Reproduce todas las líneas de las entradas siguientes sin cambiar nada.

Datos de entrada:
---------------

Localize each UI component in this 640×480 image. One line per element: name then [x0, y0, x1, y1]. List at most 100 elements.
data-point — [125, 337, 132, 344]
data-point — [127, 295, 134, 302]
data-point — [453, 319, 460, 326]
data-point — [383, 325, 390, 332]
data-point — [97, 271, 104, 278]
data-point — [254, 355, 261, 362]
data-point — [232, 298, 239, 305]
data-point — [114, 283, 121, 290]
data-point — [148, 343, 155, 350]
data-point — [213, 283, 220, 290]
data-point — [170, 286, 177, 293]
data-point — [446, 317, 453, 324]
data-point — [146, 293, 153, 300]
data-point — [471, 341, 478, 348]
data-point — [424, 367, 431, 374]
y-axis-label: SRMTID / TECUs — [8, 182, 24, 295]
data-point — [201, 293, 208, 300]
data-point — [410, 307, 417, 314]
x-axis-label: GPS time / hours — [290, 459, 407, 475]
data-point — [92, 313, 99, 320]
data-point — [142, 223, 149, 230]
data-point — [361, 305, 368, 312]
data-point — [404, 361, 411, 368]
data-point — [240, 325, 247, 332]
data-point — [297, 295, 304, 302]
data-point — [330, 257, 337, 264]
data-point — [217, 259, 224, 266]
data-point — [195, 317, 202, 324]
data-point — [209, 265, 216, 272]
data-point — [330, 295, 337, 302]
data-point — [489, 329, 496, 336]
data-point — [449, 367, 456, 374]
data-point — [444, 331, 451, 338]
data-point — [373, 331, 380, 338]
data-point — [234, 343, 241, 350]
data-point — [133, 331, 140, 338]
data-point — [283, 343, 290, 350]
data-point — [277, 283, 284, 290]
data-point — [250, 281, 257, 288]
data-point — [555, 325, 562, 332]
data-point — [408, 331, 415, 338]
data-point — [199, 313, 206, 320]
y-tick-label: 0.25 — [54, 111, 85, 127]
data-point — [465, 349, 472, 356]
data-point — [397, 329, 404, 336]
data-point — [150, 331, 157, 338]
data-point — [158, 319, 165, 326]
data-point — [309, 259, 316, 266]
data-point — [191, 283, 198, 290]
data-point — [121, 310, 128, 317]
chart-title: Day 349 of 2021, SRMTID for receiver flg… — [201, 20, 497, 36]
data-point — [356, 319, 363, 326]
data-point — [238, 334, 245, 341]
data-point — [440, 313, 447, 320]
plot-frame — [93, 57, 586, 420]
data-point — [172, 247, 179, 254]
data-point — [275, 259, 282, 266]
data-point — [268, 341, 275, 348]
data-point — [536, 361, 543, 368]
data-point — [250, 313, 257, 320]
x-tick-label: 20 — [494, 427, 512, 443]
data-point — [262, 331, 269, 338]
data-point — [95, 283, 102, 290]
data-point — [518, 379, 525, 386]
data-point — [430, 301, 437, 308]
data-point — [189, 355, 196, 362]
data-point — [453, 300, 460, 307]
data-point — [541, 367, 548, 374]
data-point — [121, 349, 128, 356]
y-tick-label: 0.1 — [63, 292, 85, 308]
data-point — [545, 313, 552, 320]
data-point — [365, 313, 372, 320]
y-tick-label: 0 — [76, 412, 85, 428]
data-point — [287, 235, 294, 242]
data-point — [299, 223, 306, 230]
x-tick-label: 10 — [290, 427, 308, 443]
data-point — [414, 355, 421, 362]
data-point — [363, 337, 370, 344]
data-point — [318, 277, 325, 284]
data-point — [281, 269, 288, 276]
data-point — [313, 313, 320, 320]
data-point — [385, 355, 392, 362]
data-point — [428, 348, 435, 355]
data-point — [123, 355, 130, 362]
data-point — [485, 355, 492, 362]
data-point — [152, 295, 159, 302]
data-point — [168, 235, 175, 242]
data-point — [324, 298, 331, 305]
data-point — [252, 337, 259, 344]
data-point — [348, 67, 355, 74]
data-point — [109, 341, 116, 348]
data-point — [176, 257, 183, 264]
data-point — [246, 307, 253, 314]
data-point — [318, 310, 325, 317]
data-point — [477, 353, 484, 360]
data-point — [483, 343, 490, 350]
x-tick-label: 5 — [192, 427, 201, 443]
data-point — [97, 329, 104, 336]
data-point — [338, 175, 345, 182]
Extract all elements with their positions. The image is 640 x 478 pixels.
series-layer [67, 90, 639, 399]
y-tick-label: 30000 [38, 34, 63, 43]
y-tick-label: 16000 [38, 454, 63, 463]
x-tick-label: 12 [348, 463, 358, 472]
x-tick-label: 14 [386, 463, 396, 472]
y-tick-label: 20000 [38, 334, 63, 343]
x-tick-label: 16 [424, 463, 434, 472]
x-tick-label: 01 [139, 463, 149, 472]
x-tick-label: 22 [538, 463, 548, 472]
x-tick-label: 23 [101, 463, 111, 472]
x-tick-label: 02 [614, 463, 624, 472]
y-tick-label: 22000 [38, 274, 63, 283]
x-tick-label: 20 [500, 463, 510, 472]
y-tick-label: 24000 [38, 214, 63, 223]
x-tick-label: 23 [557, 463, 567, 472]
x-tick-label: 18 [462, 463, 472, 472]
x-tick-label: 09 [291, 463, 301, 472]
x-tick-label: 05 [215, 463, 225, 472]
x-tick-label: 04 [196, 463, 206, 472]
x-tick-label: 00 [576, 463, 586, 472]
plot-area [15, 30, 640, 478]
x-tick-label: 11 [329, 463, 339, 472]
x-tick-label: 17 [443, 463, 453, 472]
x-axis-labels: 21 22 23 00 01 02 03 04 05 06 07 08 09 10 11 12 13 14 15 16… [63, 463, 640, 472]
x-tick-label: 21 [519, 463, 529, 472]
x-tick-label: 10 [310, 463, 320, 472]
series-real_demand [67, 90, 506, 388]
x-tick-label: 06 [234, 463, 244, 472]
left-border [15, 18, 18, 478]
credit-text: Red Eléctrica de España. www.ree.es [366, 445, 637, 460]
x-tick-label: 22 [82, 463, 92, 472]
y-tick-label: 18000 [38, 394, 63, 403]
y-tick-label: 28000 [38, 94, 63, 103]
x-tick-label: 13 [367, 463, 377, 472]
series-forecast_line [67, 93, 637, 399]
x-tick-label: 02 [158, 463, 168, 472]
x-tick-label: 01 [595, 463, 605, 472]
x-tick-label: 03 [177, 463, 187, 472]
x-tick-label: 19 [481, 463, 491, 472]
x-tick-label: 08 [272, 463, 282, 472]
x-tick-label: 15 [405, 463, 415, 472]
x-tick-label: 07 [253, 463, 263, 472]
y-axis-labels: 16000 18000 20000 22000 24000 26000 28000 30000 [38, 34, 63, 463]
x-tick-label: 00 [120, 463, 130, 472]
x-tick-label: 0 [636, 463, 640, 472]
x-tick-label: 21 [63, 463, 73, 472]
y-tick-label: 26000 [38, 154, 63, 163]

---------------

Solución completa:
Localize each UI component in this 640×480 image. One line per element: name then [x0, y0, x1, y1]. List at most 100 elements.
data-point — [125, 337, 132, 344]
data-point — [127, 295, 134, 302]
data-point — [453, 319, 460, 326]
data-point — [383, 325, 390, 332]
data-point — [97, 271, 104, 278]
data-point — [254, 355, 261, 362]
data-point — [232, 298, 239, 305]
data-point — [114, 283, 121, 290]
data-point — [148, 343, 155, 350]
data-point — [213, 283, 220, 290]
data-point — [170, 286, 177, 293]
data-point — [446, 317, 453, 324]
data-point — [146, 293, 153, 300]
data-point — [471, 341, 478, 348]
data-point — [424, 367, 431, 374]
y-axis-label: SRMTID / TECUs — [8, 182, 24, 295]
data-point — [201, 293, 208, 300]
data-point — [410, 307, 417, 314]
x-axis-label: GPS time / hours — [290, 459, 407, 475]
data-point — [92, 313, 99, 320]
data-point — [142, 223, 149, 230]
data-point — [361, 305, 368, 312]
data-point — [404, 361, 411, 368]
data-point — [240, 325, 247, 332]
data-point — [297, 295, 304, 302]
data-point — [330, 257, 337, 264]
data-point — [217, 259, 224, 266]
data-point — [195, 317, 202, 324]
data-point — [209, 265, 216, 272]
data-point — [330, 295, 337, 302]
data-point — [489, 329, 496, 336]
data-point — [449, 367, 456, 374]
data-point — [444, 331, 451, 338]
data-point — [373, 331, 380, 338]
data-point — [234, 343, 241, 350]
data-point — [133, 331, 140, 338]
data-point — [283, 343, 290, 350]
data-point — [277, 283, 284, 290]
data-point — [250, 281, 257, 288]
data-point — [555, 325, 562, 332]
data-point — [408, 331, 415, 338]
data-point — [199, 313, 206, 320]
y-tick-label: 0.25 — [54, 111, 85, 127]
data-point — [465, 349, 472, 356]
data-point — [397, 329, 404, 336]
data-point — [150, 331, 157, 338]
data-point — [158, 319, 165, 326]
data-point — [309, 259, 316, 266]
data-point — [191, 283, 198, 290]
data-point — [121, 310, 128, 317]
chart-title: Day 349 of 2021, SRMTID for receiver flg… — [201, 20, 497, 36]
data-point — [356, 319, 363, 326]
data-point — [238, 334, 245, 341]
data-point — [440, 313, 447, 320]
plot-frame — [93, 57, 586, 420]
data-point — [172, 247, 179, 254]
data-point — [275, 259, 282, 266]
data-point — [268, 341, 275, 348]
data-point — [536, 361, 543, 368]
data-point — [250, 313, 257, 320]
x-tick-label: 20 — [494, 427, 512, 443]
data-point — [262, 331, 269, 338]
data-point — [95, 283, 102, 290]
data-point — [518, 379, 525, 386]
data-point — [430, 301, 437, 308]
data-point — [189, 355, 196, 362]
data-point — [453, 300, 460, 307]
data-point — [541, 367, 548, 374]
data-point — [121, 349, 128, 356]
y-tick-label: 0.1 — [63, 292, 85, 308]
data-point — [545, 313, 552, 320]
data-point — [365, 313, 372, 320]
y-tick-label: 0 — [76, 412, 85, 428]
data-point — [287, 235, 294, 242]
data-point — [299, 223, 306, 230]
x-tick-label: 10 — [290, 427, 308, 443]
data-point — [414, 355, 421, 362]
data-point — [363, 337, 370, 344]
data-point — [318, 277, 325, 284]
data-point — [281, 269, 288, 276]
data-point — [313, 313, 320, 320]
data-point — [385, 355, 392, 362]
data-point — [428, 348, 435, 355]
data-point — [123, 355, 130, 362]
data-point — [485, 355, 492, 362]
data-point — [152, 295, 159, 302]
data-point — [168, 235, 175, 242]
data-point — [324, 298, 331, 305]
data-point — [252, 337, 259, 344]
data-point — [348, 67, 355, 74]
data-point — [109, 341, 116, 348]
data-point — [176, 257, 183, 264]
data-point — [246, 307, 253, 314]
data-point — [318, 310, 325, 317]
data-point — [477, 353, 484, 360]
data-point — [483, 343, 490, 350]
x-tick-label: 5 — [192, 427, 201, 443]
data-point — [97, 329, 104, 336]
data-point — [338, 175, 345, 182]
Extract all elements with their positions. The image is 640 x 478 pixels.
series-layer [67, 90, 639, 399]
y-tick-label: 30000 [38, 34, 63, 43]
y-tick-label: 16000 [38, 454, 63, 463]
x-tick-label: 12 [348, 463, 358, 472]
x-tick-label: 14 [386, 463, 396, 472]
y-tick-label: 20000 [38, 334, 63, 343]
x-tick-label: 16 [424, 463, 434, 472]
x-tick-label: 01 [139, 463, 149, 472]
x-tick-label: 22 [538, 463, 548, 472]
x-tick-label: 23 [101, 463, 111, 472]
x-tick-label: 02 [614, 463, 624, 472]
y-tick-label: 22000 [38, 274, 63, 283]
x-tick-label: 20 [500, 463, 510, 472]
y-tick-label: 24000 [38, 214, 63, 223]
x-tick-label: 23 [557, 463, 567, 472]
x-tick-label: 18 [462, 463, 472, 472]
x-tick-label: 09 [291, 463, 301, 472]
x-tick-label: 05 [215, 463, 225, 472]
x-tick-label: 04 [196, 463, 206, 472]
x-tick-label: 00 [576, 463, 586, 472]
plot-area [15, 30, 640, 478]
x-tick-label: 11 [329, 463, 339, 472]
x-tick-label: 17 [443, 463, 453, 472]
x-axis-labels: 21 22 23 00 01 02 03 04 05 06 07 08 09 10 11 12 13 14 15 16… [63, 463, 640, 472]
x-tick-label: 21 [519, 463, 529, 472]
x-tick-label: 10 [310, 463, 320, 472]
series-real_demand [67, 90, 506, 388]
x-tick-label: 06 [234, 463, 244, 472]
left-border [15, 18, 18, 478]
credit-text: Red Eléctrica de España. www.ree.es [366, 445, 637, 460]
x-tick-label: 22 [82, 463, 92, 472]
y-tick-label: 18000 [38, 394, 63, 403]
y-tick-label: 28000 [38, 94, 63, 103]
x-tick-label: 13 [367, 463, 377, 472]
series-forecast_line [67, 93, 637, 399]
x-tick-label: 02 [158, 463, 168, 472]
x-tick-label: 01 [595, 463, 605, 472]
x-tick-label: 03 [177, 463, 187, 472]
x-tick-label: 19 [481, 463, 491, 472]
x-tick-label: 08 [272, 463, 282, 472]
x-tick-label: 15 [405, 463, 415, 472]
x-tick-label: 07 [253, 463, 263, 472]
y-axis-labels: 16000 18000 20000 22000 24000 26000 28000 30000 [38, 34, 63, 463]
x-tick-label: 00 [120, 463, 130, 472]
x-tick-label: 0 [636, 463, 640, 472]
x-tick-label: 21 [63, 463, 73, 472]
y-tick-label: 26000 [38, 154, 63, 163]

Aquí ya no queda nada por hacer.